→ **Directions**
Print every line of the entries below verbatim, leaving out the pictures.

→ **Supplied material**
————

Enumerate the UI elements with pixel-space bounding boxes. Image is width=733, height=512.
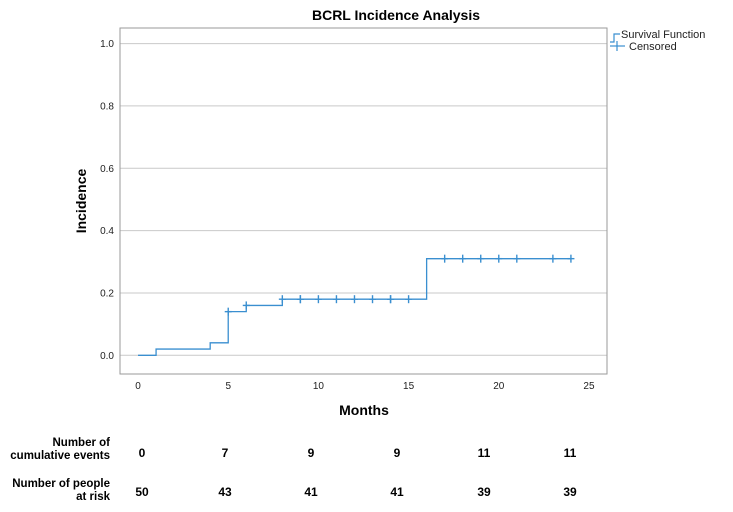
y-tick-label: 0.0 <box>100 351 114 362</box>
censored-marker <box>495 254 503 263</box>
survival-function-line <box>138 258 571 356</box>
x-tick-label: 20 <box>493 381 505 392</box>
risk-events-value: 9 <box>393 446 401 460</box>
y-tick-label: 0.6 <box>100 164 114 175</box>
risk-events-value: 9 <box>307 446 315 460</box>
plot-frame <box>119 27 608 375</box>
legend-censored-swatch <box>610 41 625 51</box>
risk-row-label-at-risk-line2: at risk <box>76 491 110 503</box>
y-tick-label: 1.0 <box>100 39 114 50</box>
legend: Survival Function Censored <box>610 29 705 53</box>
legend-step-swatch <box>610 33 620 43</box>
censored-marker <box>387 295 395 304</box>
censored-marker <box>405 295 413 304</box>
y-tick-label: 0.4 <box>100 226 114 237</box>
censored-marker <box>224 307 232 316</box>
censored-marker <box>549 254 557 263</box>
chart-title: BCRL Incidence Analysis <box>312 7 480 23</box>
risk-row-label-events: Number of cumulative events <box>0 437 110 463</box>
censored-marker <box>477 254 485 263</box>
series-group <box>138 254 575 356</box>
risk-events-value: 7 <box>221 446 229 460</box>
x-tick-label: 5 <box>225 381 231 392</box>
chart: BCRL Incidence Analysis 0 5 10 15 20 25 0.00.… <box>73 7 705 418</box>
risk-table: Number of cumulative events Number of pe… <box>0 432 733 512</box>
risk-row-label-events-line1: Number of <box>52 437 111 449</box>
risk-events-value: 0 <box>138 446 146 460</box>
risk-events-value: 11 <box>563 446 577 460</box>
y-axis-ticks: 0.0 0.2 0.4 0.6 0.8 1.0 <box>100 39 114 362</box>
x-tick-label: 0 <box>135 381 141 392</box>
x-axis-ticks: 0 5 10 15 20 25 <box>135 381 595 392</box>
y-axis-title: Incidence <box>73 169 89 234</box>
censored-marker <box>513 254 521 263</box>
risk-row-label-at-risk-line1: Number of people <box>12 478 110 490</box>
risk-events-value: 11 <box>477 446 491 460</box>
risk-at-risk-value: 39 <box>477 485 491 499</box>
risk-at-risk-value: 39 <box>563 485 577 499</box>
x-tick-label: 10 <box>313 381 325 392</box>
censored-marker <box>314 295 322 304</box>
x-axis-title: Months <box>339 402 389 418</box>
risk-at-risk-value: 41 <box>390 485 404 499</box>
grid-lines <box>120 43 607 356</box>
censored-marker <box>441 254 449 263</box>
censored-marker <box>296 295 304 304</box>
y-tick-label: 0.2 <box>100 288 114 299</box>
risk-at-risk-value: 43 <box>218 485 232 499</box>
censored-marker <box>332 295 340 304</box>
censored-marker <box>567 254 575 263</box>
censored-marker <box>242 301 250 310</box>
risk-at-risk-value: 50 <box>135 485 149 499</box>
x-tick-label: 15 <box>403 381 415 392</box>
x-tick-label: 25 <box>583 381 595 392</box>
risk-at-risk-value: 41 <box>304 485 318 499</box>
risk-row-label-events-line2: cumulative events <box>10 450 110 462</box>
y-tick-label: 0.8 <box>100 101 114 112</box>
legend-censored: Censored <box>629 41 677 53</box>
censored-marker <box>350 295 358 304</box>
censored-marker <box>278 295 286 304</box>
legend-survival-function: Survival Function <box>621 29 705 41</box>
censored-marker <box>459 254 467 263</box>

————

→ **Expected output**
Enumerate the UI elements with pixel-space bounding boxes. Image is width=733, height=512.
y-tick-label: 0.0 <box>100 351 114 362</box>
censored-marker <box>495 254 503 263</box>
survival-function-line <box>138 258 571 356</box>
x-tick-label: 20 <box>493 381 505 392</box>
risk-events-value: 9 <box>393 446 401 460</box>
y-tick-label: 0.6 <box>100 164 114 175</box>
risk-events-value: 9 <box>307 446 315 460</box>
plot-frame <box>119 27 608 375</box>
legend-censored-swatch <box>610 41 625 51</box>
risk-row-label-at-risk-line2: at risk <box>76 491 110 503</box>
y-tick-label: 1.0 <box>100 39 114 50</box>
legend: Survival Function Censored <box>610 29 705 53</box>
legend-step-swatch <box>610 33 620 43</box>
censored-marker <box>387 295 395 304</box>
censored-marker <box>405 295 413 304</box>
y-tick-label: 0.4 <box>100 226 114 237</box>
censored-marker <box>224 307 232 316</box>
censored-marker <box>549 254 557 263</box>
chart-title: BCRL Incidence Analysis <box>312 7 480 23</box>
risk-row-label-events: Number of cumulative events <box>0 437 110 463</box>
censored-marker <box>477 254 485 263</box>
series-group <box>138 254 575 356</box>
risk-events-value: 7 <box>221 446 229 460</box>
x-tick-label: 5 <box>225 381 231 392</box>
chart: BCRL Incidence Analysis 0 5 10 15 20 25 0.00.… <box>73 7 705 418</box>
risk-table: Number of cumulative events Number of pe… <box>0 432 733 512</box>
risk-row-label-events-line1: Number of <box>52 437 111 449</box>
risk-events-value: 0 <box>138 446 146 460</box>
risk-events-value: 11 <box>563 446 577 460</box>
y-axis-ticks: 0.0 0.2 0.4 0.6 0.8 1.0 <box>100 39 114 362</box>
x-tick-label: 0 <box>135 381 141 392</box>
x-axis-ticks: 0 5 10 15 20 25 <box>135 381 595 392</box>
y-axis-title: Incidence <box>73 169 89 234</box>
censored-marker <box>513 254 521 263</box>
risk-row-label-at-risk-line1: Number of people <box>12 478 110 490</box>
risk-events-value: 11 <box>477 446 491 460</box>
risk-at-risk-value: 39 <box>477 485 491 499</box>
risk-at-risk-value: 39 <box>563 485 577 499</box>
x-tick-label: 10 <box>313 381 325 392</box>
censored-marker <box>314 295 322 304</box>
x-axis-title: Months <box>339 402 389 418</box>
risk-at-risk-value: 41 <box>390 485 404 499</box>
grid-lines <box>120 43 607 356</box>
censored-marker <box>441 254 449 263</box>
censored-marker <box>296 295 304 304</box>
y-tick-label: 0.2 <box>100 288 114 299</box>
risk-at-risk-value: 43 <box>218 485 232 499</box>
censored-marker <box>332 295 340 304</box>
censored-marker <box>567 254 575 263</box>
censored-marker <box>242 301 250 310</box>
risk-at-risk-value: 50 <box>135 485 149 499</box>
x-tick-label: 15 <box>403 381 415 392</box>
x-tick-label: 25 <box>583 381 595 392</box>
risk-at-risk-value: 41 <box>304 485 318 499</box>
risk-row-label-events-line2: cumulative events <box>10 450 110 462</box>
y-tick-label: 0.8 <box>100 101 114 112</box>
legend-censored: Censored <box>629 41 677 53</box>
censored-marker <box>350 295 358 304</box>
censored-marker <box>278 295 286 304</box>
legend-survival-function: Survival Function <box>621 29 705 41</box>
censored-marker <box>459 254 467 263</box>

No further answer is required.